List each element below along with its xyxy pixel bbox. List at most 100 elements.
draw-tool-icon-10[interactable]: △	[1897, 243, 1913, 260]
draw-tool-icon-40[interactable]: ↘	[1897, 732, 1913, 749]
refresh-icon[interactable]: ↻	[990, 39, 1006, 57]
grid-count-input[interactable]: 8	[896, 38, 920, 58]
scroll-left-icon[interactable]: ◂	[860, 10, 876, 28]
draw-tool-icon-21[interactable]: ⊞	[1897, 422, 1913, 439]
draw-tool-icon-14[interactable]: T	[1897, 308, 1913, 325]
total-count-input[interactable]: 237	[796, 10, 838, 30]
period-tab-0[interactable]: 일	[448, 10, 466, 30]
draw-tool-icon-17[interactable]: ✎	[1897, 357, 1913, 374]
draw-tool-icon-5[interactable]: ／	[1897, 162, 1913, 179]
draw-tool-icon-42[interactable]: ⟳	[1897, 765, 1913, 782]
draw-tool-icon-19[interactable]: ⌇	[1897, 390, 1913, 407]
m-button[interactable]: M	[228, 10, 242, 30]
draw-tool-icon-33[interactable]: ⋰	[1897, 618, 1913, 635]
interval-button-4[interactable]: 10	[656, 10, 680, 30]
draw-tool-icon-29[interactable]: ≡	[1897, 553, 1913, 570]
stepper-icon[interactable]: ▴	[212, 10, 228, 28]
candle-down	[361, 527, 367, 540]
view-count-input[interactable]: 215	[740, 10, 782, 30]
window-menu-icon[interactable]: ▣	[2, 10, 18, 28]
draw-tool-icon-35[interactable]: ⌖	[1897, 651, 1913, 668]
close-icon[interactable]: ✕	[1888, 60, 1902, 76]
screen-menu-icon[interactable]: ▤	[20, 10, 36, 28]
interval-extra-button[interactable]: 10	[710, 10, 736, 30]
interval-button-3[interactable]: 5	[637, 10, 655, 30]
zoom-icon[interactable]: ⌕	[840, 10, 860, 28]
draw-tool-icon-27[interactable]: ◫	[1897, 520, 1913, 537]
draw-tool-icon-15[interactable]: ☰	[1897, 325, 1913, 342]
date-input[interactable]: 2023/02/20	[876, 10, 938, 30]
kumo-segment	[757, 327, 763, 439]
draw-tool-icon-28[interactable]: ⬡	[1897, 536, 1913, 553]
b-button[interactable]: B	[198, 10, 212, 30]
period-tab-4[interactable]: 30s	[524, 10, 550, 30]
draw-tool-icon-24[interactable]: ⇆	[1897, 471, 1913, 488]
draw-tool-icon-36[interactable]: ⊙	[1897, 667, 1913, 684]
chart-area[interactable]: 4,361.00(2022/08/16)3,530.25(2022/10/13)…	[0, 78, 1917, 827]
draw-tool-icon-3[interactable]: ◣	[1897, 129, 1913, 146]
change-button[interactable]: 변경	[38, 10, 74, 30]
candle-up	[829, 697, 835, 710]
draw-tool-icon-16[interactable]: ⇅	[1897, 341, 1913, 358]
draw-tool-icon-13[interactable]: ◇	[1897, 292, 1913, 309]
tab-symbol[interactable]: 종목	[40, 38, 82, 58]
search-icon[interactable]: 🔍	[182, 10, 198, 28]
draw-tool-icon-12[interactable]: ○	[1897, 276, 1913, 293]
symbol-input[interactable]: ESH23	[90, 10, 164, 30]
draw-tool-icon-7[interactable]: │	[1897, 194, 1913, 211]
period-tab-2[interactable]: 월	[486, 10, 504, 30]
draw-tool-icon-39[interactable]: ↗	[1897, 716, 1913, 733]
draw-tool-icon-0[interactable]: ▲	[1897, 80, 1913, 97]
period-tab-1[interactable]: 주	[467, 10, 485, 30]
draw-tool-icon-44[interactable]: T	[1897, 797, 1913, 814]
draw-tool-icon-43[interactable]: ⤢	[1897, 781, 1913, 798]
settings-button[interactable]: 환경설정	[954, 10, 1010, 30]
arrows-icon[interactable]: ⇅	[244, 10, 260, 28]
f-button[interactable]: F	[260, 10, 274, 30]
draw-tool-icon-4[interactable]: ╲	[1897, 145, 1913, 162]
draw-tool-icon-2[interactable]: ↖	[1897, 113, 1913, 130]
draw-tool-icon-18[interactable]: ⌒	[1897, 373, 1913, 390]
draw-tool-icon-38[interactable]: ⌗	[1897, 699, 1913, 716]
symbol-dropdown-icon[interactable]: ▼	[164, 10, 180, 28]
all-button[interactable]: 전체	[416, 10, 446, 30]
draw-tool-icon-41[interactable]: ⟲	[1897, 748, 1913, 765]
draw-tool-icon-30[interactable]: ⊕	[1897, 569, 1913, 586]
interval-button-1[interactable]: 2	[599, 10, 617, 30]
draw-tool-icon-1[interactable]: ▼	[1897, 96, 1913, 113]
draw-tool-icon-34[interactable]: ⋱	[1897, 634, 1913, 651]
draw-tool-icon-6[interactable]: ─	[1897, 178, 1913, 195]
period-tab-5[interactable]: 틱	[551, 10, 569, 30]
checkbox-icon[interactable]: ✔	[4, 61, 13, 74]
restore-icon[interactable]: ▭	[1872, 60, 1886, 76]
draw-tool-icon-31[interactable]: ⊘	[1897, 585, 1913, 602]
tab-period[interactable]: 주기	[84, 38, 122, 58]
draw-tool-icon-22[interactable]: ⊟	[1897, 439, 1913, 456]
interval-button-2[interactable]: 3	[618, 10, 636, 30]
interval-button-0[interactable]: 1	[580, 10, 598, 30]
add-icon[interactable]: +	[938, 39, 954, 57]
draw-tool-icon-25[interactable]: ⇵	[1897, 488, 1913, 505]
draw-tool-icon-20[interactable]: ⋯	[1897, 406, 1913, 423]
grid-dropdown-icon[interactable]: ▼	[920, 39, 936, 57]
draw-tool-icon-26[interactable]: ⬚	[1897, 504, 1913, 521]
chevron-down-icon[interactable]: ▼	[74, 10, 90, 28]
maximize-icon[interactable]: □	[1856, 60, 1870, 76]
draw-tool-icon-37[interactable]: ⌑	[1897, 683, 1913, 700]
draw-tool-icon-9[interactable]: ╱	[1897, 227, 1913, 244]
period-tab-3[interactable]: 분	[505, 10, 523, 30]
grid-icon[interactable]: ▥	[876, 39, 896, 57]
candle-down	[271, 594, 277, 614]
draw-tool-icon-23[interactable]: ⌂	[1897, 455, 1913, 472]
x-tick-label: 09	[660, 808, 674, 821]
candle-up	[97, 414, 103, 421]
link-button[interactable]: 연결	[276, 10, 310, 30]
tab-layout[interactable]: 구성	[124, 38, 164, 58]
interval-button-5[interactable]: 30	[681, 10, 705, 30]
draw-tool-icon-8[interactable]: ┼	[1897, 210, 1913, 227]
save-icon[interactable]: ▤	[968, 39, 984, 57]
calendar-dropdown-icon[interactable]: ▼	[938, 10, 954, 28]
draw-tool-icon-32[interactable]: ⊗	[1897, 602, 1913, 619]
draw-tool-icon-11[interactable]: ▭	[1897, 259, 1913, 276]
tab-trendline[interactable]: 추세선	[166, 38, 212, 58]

──────────────────────────────

→ WHAT TO WORK ON:
Pick out every row that contains the string "interval" and copy each one in full. Case matters.

→ EXERCISE ANSWER:
interval-button-4[interactable]: 10	[656, 10, 680, 30]
interval-extra-button[interactable]: 10	[710, 10, 736, 30]
interval-button-3[interactable]: 5	[637, 10, 655, 30]
interval-button-1[interactable]: 2	[599, 10, 617, 30]
interval-button-2[interactable]: 3	[618, 10, 636, 30]
interval-button-0[interactable]: 1	[580, 10, 598, 30]
interval-button-5[interactable]: 30	[681, 10, 705, 30]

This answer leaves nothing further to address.